● **EXERCICE**:
Répondez à ces questions sur le récit de voyage au Ladakh en hiver, présenté plus bas :
(a) Combien de porteurs compte l'équipe locale ?
(b) À quelle altitude se trouve Leh ?
(c) Pendant quelle période les routes vers Leh sont-elles fermées ?

● **EXTRAIT DE PAGE**:

Ladakh et Zanskar, l'Himalaya en hiver
L'Himalaya en hiver....
4 Ukrainiens (dont 2 ne parlaient pas un mot d'anglais !!!), 1 Australien John, moi, et dans notre équipe locale 20 Zanskarpas : 16 porteurs, 2 guides Tashi et Padma, 1 cook Lobzang, et 1 assistant Tshospeln, pour 18 jours de marche sur les chemins du Ladakh et du Zanskar, dans la neige, ou sur la glace de la Chadar (le fleuve gelé).
Lobzang ("Laughing cook", or "Mister Goat Killer")
Les porteurs :
Séchage de la goncha après une chute
Le Ladakh, le "pays des cols" en tibétain, est une petite enclave de culture tibétaine située aux frontières du Tibet et du Pakistan, isolée au nord de l'Inde, entre la chaîne de l'Himalaya et la vallée de l'Indus.
Un vol d'un peu plus d'une heure depuis Delhi pour rejoindre Leh, la capitale du Ladakh, à 3650 m d'altitude... L'hiver, l'avion reste le seul moyen de gagner Leh depuis Delhi, toutes les routes étant fermées de fin octobre à mai.
Une erreur de l'agence m'a fait arriver un jour après le reste du groupe... j'ai donc raté la journée de repos à Leh et d'acclimatation à l'altitude et suis partie aussitôt visiter quelques monastères autour de Leh (Shey, Tiksey, Hemis)... Sacrée acclimatation : ma jeep patinant trop pour monter la côte menant à Hemis, c'est à pied que j'ai parcouru les derniers kilomètres vers le monastère ! En hiver, une grande sérénité se dégage des monastères, le silence et le calme sont propices aux prières...
En janvier, Leh semblait déserte, la plupart des boutiques, agences de voyage, guest houses étant fermées et leurs propriétaires - pour beaucoup non originaires de la région - partis ailleurs en Inde en vacances ou pour faire un autre boulot. Comme le disent les Ladakhis, l'hiver Leh leur appartient !
Il faut dire, il faut vraiment le vouloir pour passer ces longs mois d'hiver ici... Pas d'eau courante, les canalisations étant gelées. De l'électricité (générateur) quelques heures le matin et le soir. Des communications extrêmement réduites (le réseau des téléphones portables était généralement saturé, et quant à internet, à mon retour à Leh après le trek, cela faisait 12 jours qu'il n'y avait plus de connexion).

● **Entrées du jeu de données**:
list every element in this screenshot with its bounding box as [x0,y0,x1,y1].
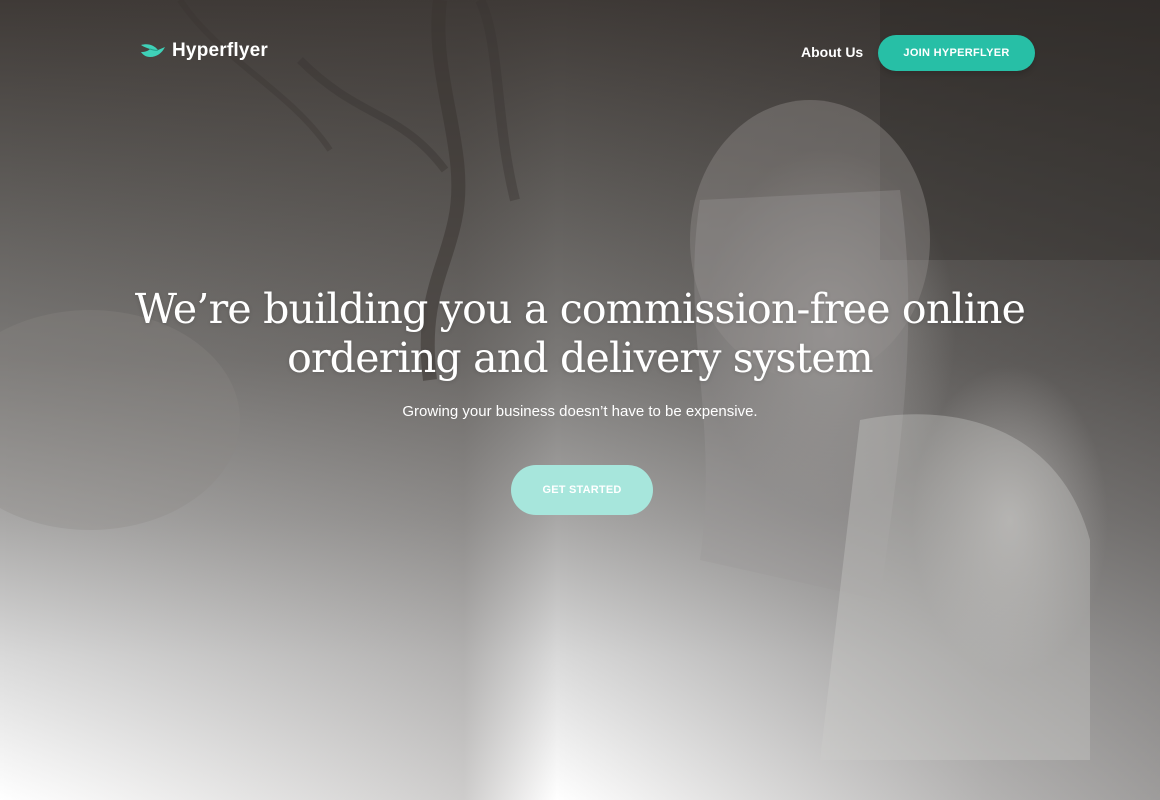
top-nav: Hyperflyer About Us JOIN HYPERFLYER [0,0,1160,105]
brand-name: Hyperflyer [172,40,268,61]
brand-logo[interactable]: Hyperflyer [140,40,268,62]
about-us-link[interactable]: About Us [801,44,863,60]
get-started-button[interactable]: GET STARTED [511,465,653,515]
hero-headline-line1: We’re building you a commission-free onl… [134,285,1026,333]
hero-subheadline: Growing your business doesn’t have to be… [402,403,758,420]
hero-headline: We’re building you a commission-free onl… [80,285,1080,383]
bird-wing-icon [141,44,165,57]
photo-shapes [0,0,1160,760]
hero-headline-line2: ordering and delivery system [287,334,874,382]
hero-section: Hyperflyer About Us JOIN HYPERFLYER We’r… [0,0,1160,800]
hero-background-photo [0,0,1160,800]
join-button[interactable]: JOIN HYPERFLYER [878,35,1035,71]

● **CORRIGÉ**:
(a) 16 porteurs.
(b) À 3650 m d'altitude.
(c) De fin octobre à mai.